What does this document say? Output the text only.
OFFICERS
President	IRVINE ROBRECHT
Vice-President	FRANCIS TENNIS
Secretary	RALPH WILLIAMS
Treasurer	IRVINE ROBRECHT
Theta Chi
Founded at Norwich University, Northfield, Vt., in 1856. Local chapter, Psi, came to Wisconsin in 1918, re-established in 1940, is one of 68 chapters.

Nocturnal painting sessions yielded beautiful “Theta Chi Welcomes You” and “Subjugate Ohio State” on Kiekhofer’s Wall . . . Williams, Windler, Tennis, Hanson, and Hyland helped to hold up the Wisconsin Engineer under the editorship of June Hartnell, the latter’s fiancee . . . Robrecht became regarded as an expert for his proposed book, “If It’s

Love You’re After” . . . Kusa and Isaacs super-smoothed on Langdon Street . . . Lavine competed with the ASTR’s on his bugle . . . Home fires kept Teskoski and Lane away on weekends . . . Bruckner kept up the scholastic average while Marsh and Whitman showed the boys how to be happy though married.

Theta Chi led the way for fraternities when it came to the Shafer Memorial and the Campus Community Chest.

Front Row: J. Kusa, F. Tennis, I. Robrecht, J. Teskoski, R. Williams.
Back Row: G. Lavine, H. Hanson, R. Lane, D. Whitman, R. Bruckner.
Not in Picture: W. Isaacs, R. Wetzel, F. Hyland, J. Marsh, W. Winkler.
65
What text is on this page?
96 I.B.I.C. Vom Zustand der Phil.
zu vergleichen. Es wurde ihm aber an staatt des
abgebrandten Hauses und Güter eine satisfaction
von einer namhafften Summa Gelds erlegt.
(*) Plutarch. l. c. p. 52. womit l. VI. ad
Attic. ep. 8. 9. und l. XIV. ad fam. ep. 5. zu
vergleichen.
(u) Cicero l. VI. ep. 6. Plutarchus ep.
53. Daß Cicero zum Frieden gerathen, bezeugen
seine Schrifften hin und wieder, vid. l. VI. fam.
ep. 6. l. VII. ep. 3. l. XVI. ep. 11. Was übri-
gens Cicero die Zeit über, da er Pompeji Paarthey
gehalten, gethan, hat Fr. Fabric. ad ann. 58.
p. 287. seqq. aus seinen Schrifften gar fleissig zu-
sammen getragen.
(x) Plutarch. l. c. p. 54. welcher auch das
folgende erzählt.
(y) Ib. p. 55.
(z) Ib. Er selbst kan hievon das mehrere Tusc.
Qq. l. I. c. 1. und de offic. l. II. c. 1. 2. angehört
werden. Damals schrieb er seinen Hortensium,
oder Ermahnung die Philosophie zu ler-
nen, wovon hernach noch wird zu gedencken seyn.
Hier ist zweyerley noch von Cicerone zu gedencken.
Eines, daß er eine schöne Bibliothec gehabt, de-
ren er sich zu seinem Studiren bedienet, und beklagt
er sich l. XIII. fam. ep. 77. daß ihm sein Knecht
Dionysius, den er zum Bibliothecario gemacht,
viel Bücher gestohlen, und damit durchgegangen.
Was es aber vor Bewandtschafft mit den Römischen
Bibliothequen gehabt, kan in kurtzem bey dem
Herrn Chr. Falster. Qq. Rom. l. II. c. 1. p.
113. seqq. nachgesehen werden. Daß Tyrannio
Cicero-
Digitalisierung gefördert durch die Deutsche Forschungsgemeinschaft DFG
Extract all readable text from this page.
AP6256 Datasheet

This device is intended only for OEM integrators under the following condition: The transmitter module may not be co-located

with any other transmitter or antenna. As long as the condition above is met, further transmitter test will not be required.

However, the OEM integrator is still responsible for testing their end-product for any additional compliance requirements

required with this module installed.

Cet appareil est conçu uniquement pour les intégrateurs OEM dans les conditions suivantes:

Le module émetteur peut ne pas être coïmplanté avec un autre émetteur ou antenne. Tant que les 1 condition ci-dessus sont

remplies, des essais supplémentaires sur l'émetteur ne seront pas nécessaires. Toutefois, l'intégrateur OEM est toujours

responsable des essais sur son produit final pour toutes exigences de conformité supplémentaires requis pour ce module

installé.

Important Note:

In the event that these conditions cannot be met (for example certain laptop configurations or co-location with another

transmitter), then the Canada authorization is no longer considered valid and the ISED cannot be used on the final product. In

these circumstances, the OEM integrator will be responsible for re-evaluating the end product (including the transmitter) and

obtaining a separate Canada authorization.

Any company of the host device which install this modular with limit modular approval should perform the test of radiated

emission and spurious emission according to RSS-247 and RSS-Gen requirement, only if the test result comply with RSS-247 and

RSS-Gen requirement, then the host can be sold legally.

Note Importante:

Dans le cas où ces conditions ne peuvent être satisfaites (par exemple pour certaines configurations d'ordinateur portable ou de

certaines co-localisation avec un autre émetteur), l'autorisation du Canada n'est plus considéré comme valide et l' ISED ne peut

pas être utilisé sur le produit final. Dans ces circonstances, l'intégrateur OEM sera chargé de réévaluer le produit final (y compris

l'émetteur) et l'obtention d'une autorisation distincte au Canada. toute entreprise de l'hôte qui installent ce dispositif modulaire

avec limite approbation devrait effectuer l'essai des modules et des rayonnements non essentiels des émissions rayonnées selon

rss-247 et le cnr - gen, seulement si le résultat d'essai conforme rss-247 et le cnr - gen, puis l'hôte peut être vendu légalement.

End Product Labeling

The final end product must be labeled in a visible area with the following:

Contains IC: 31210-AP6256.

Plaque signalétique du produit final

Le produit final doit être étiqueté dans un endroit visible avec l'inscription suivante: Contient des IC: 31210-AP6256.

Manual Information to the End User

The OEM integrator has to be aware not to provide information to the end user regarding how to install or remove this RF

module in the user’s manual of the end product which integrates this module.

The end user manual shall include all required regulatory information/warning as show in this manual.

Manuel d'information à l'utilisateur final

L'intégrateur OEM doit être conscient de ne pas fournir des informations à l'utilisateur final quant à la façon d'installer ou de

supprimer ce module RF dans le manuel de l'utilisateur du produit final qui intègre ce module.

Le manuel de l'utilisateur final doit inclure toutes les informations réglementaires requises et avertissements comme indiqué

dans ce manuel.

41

═══

Directions for this task: Determine how many lines in the listing above hold the string "conditions", then write only the number.

Solution to this problem: 3